> **Stated task**
All of the entries must be reproduced exactly, with no images carried over.

※

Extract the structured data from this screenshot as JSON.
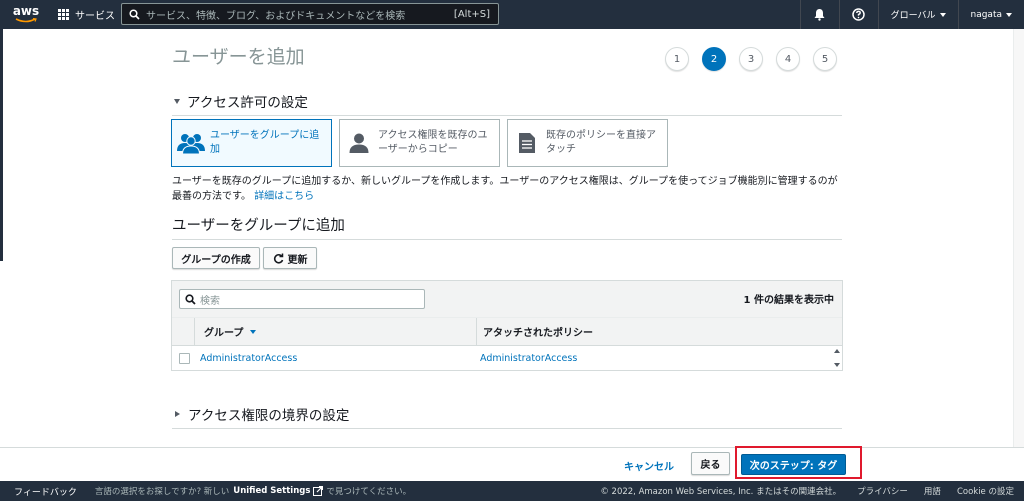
{
  "nav": {
    "logo_text": "aws",
    "services_label": "サービス",
    "search_placeholder": "サービス、特徴、ブログ、およびドキュメントなどを検索",
    "search_shortcut": "[Alt+S]",
    "region_label": "グローバル",
    "user_label": "nagata"
  },
  "page": {
    "title": "ユーザーを追加",
    "steps": [
      "1",
      "2",
      "3",
      "4",
      "5"
    ],
    "active_step": 2
  },
  "permissions": {
    "section_title": "アクセス許可の設定",
    "options": [
      {
        "label": "ユーザーをグループに追加",
        "icon": "group-icon",
        "selected": true
      },
      {
        "label": "アクセス権限を既存のユーザーからコピー",
        "icon": "user-icon",
        "selected": false
      },
      {
        "label": "既存のポリシーを直接アタッチ",
        "icon": "document-icon",
        "selected": false
      }
    ],
    "description": "ユーザーを既存のグループに追加するか、新しいグループを作成します。ユーザーのアクセス権限は、グループを使ってジョブ機能別に管理するのが最善の方法です。",
    "details_link": "詳細はこちら"
  },
  "group_section": {
    "title": "ユーザーをグループに追加",
    "create_group_button": "グループの作成",
    "refresh_button": "更新",
    "search_placeholder": "検索",
    "result_count": "1 件の結果を表示中",
    "columns": [
      "グループ",
      "アタッチされたポリシー"
    ],
    "rows": [
      {
        "group": "AdministratorAccess",
        "policy": "AdministratorAccess",
        "checked": false
      }
    ]
  },
  "boundary": {
    "section_title": "アクセス権限の境界の設定"
  },
  "actions": {
    "cancel": "キャンセル",
    "back": "戻る",
    "next": "次のステップ: タグ"
  },
  "footer": {
    "feedback": "フィードバック",
    "language_prompt": "言語の選択をお探しですか? 新しい",
    "unified_settings": "Unified Settings",
    "language_suffix": "で見つけてください。",
    "copyright": "© 2022, Amazon Web Services, Inc. またはその関連会社。",
    "privacy": "プライバシー",
    "terms": "用語",
    "cookie": "Cookie の設定"
  },
  "colors": {
    "nav_bg": "#232f3e",
    "accent": "#0073bb",
    "highlight_box": "#e0192d"
  }
}
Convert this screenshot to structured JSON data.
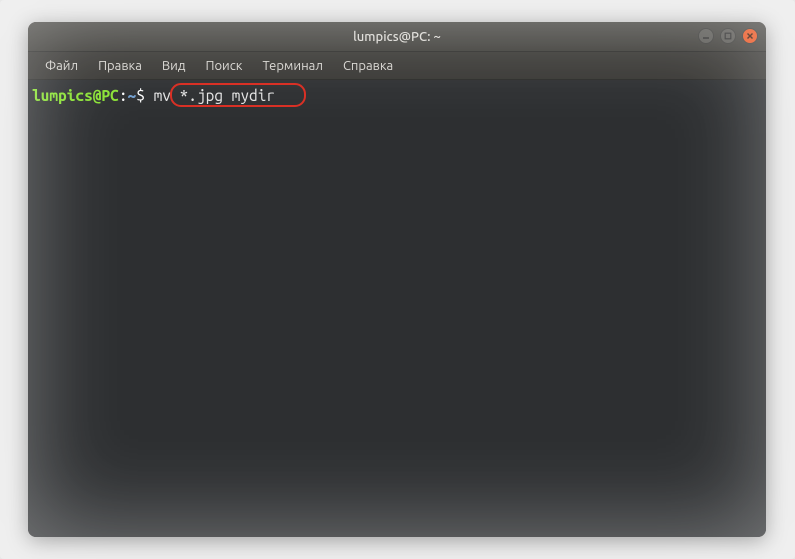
{
  "window": {
    "title": "lumpics@PC: ~"
  },
  "menubar": {
    "items": [
      "Файл",
      "Правка",
      "Вид",
      "Поиск",
      "Терминал",
      "Справка"
    ]
  },
  "prompt": {
    "user_host": "lumpics@PC",
    "separator": ":",
    "path": "~",
    "symbol": "$"
  },
  "command": "mv *.jpg mydir"
}
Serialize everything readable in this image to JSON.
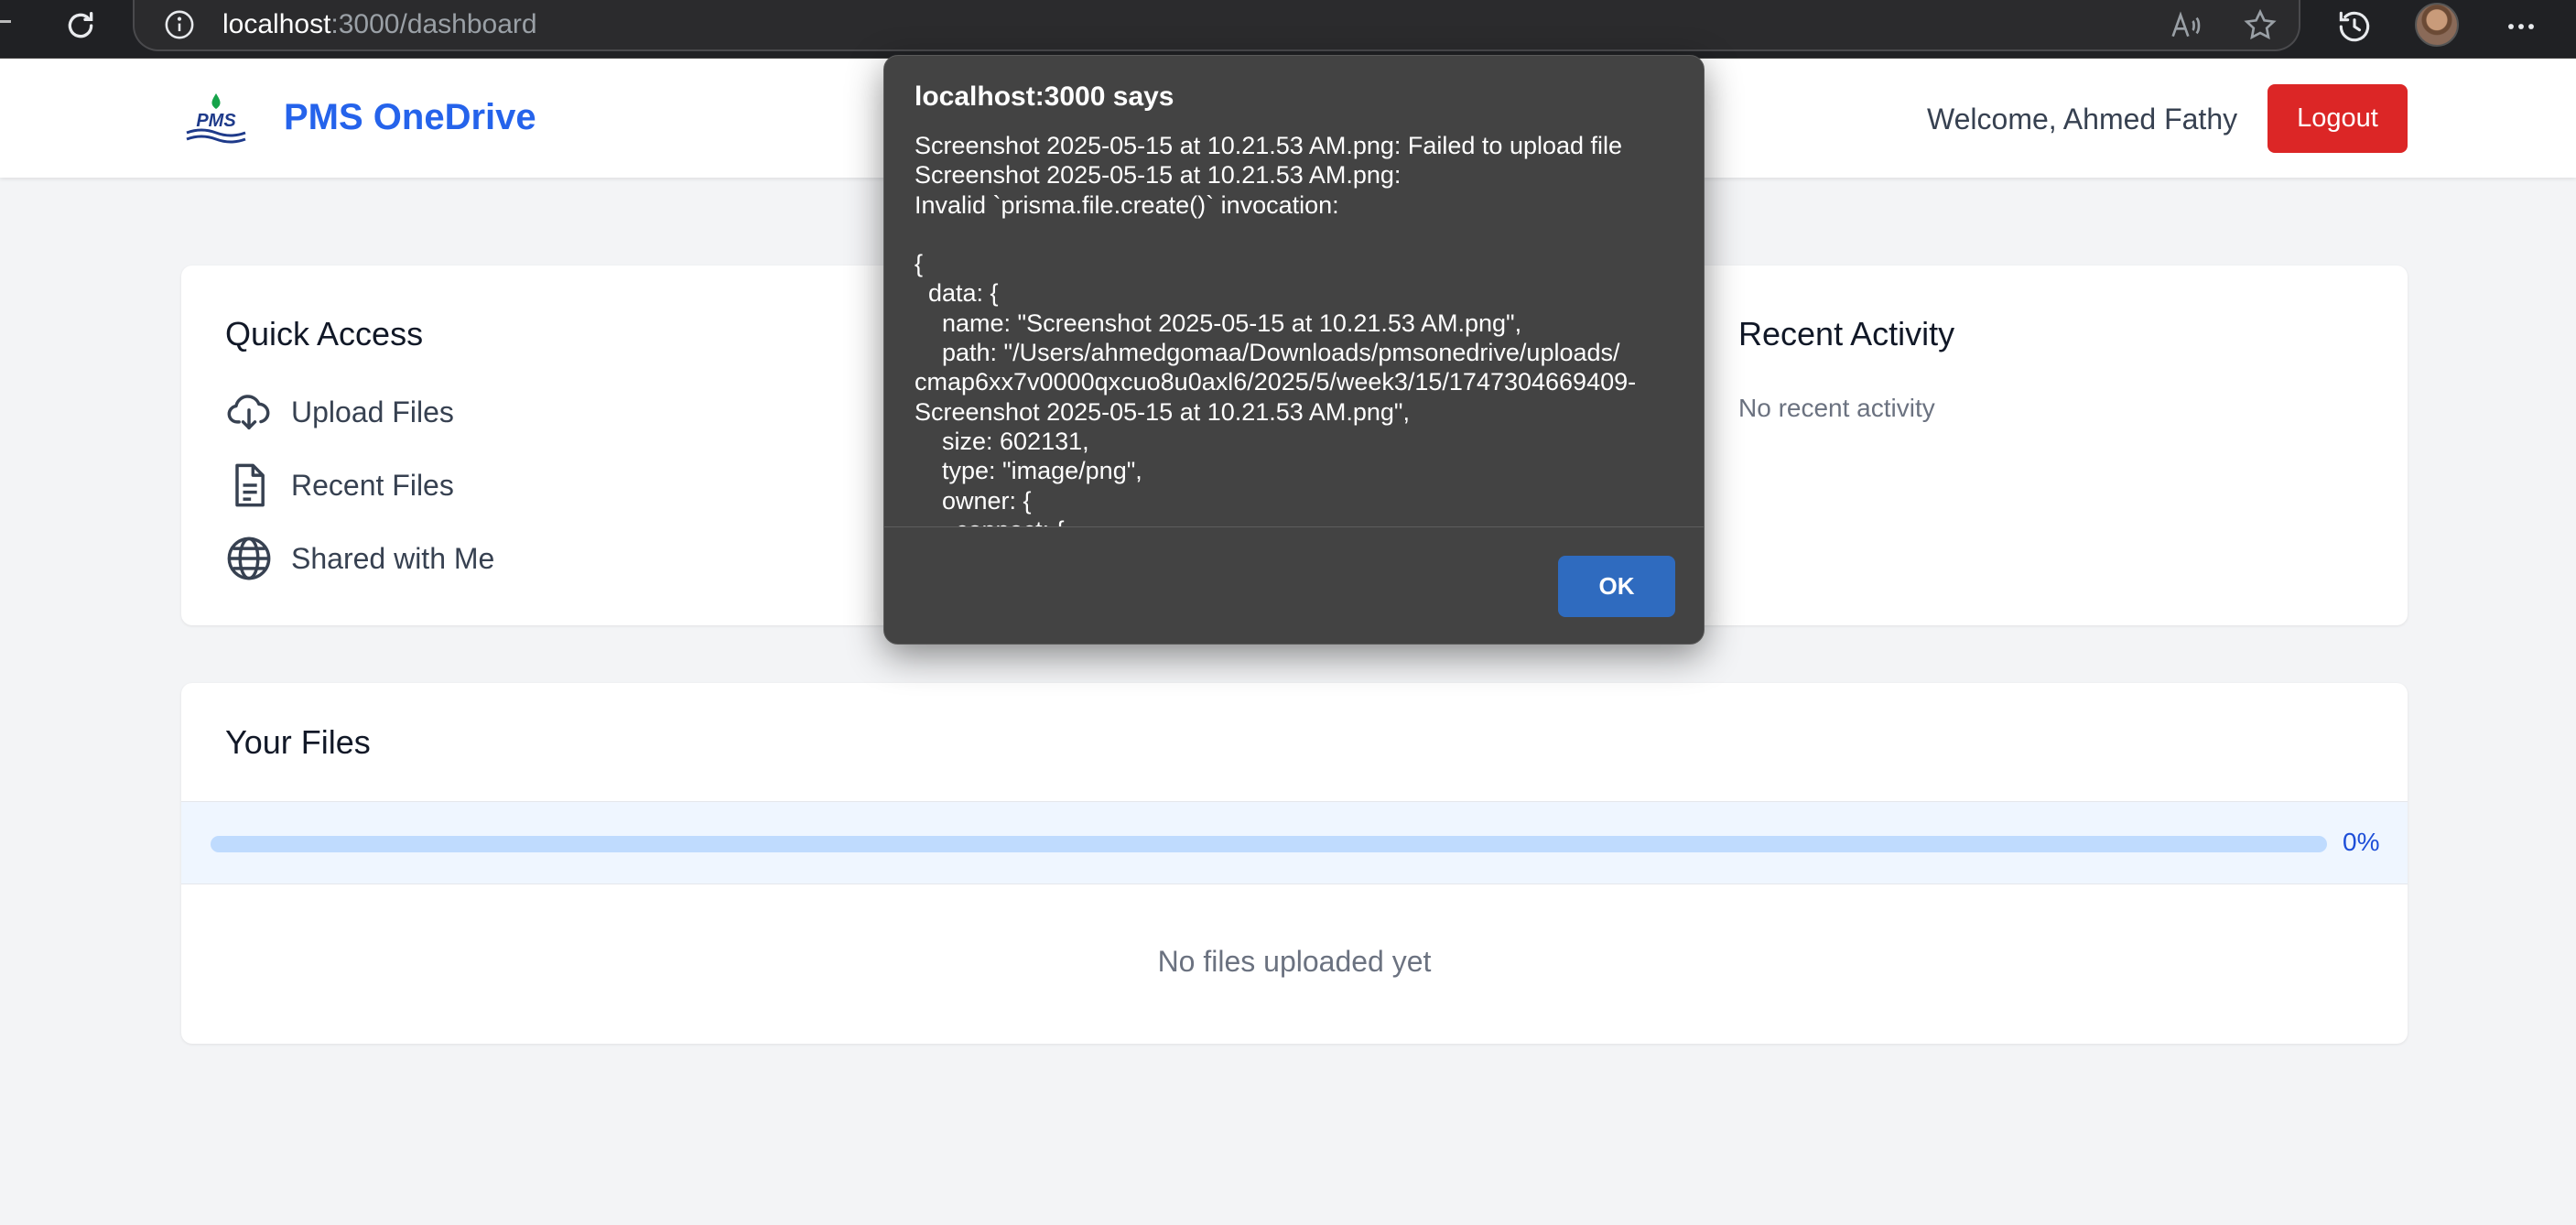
{
  "browser": {
    "url_host": "localhost",
    "url_rest": ":3000/dashboard"
  },
  "header": {
    "brand": "PMS OneDrive",
    "logo_text": "PMS",
    "welcome": "Welcome, Ahmed Fathy",
    "logout_label": "Logout"
  },
  "quick_access": {
    "title": "Quick Access",
    "items": [
      {
        "label": "Upload Files",
        "icon": "cloud-download-icon"
      },
      {
        "label": "Recent Files",
        "icon": "document-icon"
      },
      {
        "label": "Shared with Me",
        "icon": "globe-icon"
      }
    ]
  },
  "recent_activity": {
    "title": "Recent Activity",
    "empty": "No recent activity"
  },
  "files": {
    "title": "Your Files",
    "progress": 0,
    "progress_label": "0%",
    "empty": "No files uploaded yet"
  },
  "dialog": {
    "title": "localhost:3000 says",
    "message": "Screenshot 2025-05-15 at 10.21.53 AM.png: Failed to upload file\nScreenshot 2025-05-15 at 10.21.53 AM.png:\nInvalid `prisma.file.create()` invocation:\n\n{\n  data: {\n    name: \"Screenshot 2025-05-15 at 10.21.53 AM.png\",\n    path: \"/Users/ahmedgomaa/Downloads/pmsonedrive/uploads/\ncmap6xx7v0000qxcuo8u0axl6/2025/5/week3/15/1747304669409-\nScreenshot 2025-05-15 at 10.21.53 AM.png\",\n    size: 602131,\n    type: \"image/png\",\n    owner: {\n      connect: {",
    "ok_label": "OK"
  },
  "colors": {
    "brand": "#2563eb",
    "logout": "#dc2626",
    "dialog_bg": "#434343",
    "ok_button": "#2f6bbf"
  }
}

※

> **Complete response**
Extract the structured data from this screenshot as JSON.
{
  "nav": {
    "logo_text": "aws",
    "services_label": "サービス",
    "search_placeholder": "サービス、特徴、ブログ、およびドキュメントなどを検索",
    "search_shortcut": "[Alt+S]",
    "region_label": "グローバル",
    "user_label": "nagata"
  },
  "page": {
    "title": "ユーザーを追加",
    "steps": [
      "1",
      "2",
      "3",
      "4",
      "5"
    ],
    "active_step": 2
  },
  "permissions": {
    "section_title": "アクセス許可の設定",
    "options": [
      {
        "label": "ユーザーをグループに追加",
        "icon": "group-icon",
        "selected": true
      },
      {
        "label": "アクセス権限を既存のユーザーからコピー",
        "icon": "user-icon",
        "selected": false
      },
      {
        "label": "既存のポリシーを直接アタッチ",
        "icon": "document-icon",
        "selected": false
      }
    ],
    "description": "ユーザーを既存のグループに追加するか、新しいグループを作成します。ユーザーのアクセス権限は、グループを使ってジョブ機能別に管理するのが最善の方法です。",
    "details_link": "詳細はこちら"
  },
  "group_section": {
    "title": "ユーザーをグループに追加",
    "create_group_button": "グループの作成",
    "refresh_button": "更新",
    "search_placeholder": "検索",
    "result_count": "1 件の結果を表示中",
    "columns": [
      "グループ",
      "アタッチされたポリシー"
    ],
    "rows": [
      {
        "group": "AdministratorAccess",
        "policy": "AdministratorAccess",
        "checked": false
      }
    ]
  },
  "boundary": {
    "section_title": "アクセス権限の境界の設定"
  },
  "actions": {
    "cancel": "キャンセル",
    "back": "戻る",
    "next": "次のステップ: タグ"
  },
  "footer": {
    "feedback": "フィードバック",
    "language_prompt": "言語の選択をお探しですか? 新しい",
    "unified_settings": "Unified Settings",
    "language_suffix": "で見つけてください。",
    "copyright": "© 2022, Amazon Web Services, Inc. またはその関連会社。",
    "privacy": "プライバシー",
    "terms": "用語",
    "cookie": "Cookie の設定"
  },
  "colors": {
    "nav_bg": "#232f3e",
    "accent": "#0073bb",
    "highlight_box": "#e0192d"
  }
}
Convert this screenshot to structured JSON data.
{
  "window": {
    "title": "lumpics@PC: ~"
  },
  "menubar": {
    "items": [
      "Файл",
      "Правка",
      "Вид",
      "Поиск",
      "Терминал",
      "Справка"
    ]
  },
  "prompt": {
    "user_host": "lumpics@PC",
    "separator": ":",
    "path": "~",
    "symbol": "$"
  },
  "command": "mv *.jpg mydir"
}
Serialize everything readable in this image to JSON.
{
  "browser": {
    "url_host": "localhost",
    "url_rest": ":3000/dashboard"
  },
  "header": {
    "brand": "PMS OneDrive",
    "logo_text": "PMS",
    "welcome": "Welcome, Ahmed Fathy",
    "logout_label": "Logout"
  },
  "quick_access": {
    "title": "Quick Access",
    "items": [
      {
        "label": "Upload Files",
        "icon": "cloud-download-icon"
      },
      {
        "label": "Recent Files",
        "icon": "document-icon"
      },
      {
        "label": "Shared with Me",
        "icon": "globe-icon"
      }
    ]
  },
  "recent_activity": {
    "title": "Recent Activity",
    "empty": "No recent activity"
  },
  "files": {
    "title": "Your Files",
    "progress": 0,
    "progress_label": "0%",
    "empty": "No files uploaded yet"
  },
  "dialog": {
    "title": "localhost:3000 says",
    "message": "Screenshot 2025-05-15 at 10.21.53 AM.png: Failed to upload file\nScreenshot 2025-05-15 at 10.21.53 AM.png:\nInvalid `prisma.file.create()` invocation:\n\n{\n  data: {\n    name: \"Screenshot 2025-05-15 at 10.21.53 AM.png\",\n    path: \"/Users/ahmedgomaa/Downloads/pmsonedrive/uploads/\ncmap6xx7v0000qxcuo8u0axl6/2025/5/week3/15/1747304669409-\nScreenshot 2025-05-15 at 10.21.53 AM.png\",\n    size: 602131,\n    type: \"image/png\",\n    owner: {\n      connect: {",
    "ok_label": "OK"
  },
  "colors": {
    "brand": "#2563eb",
    "logout": "#dc2626",
    "dialog_bg": "#434343",
    "ok_button": "#2f6bbf"
  }
}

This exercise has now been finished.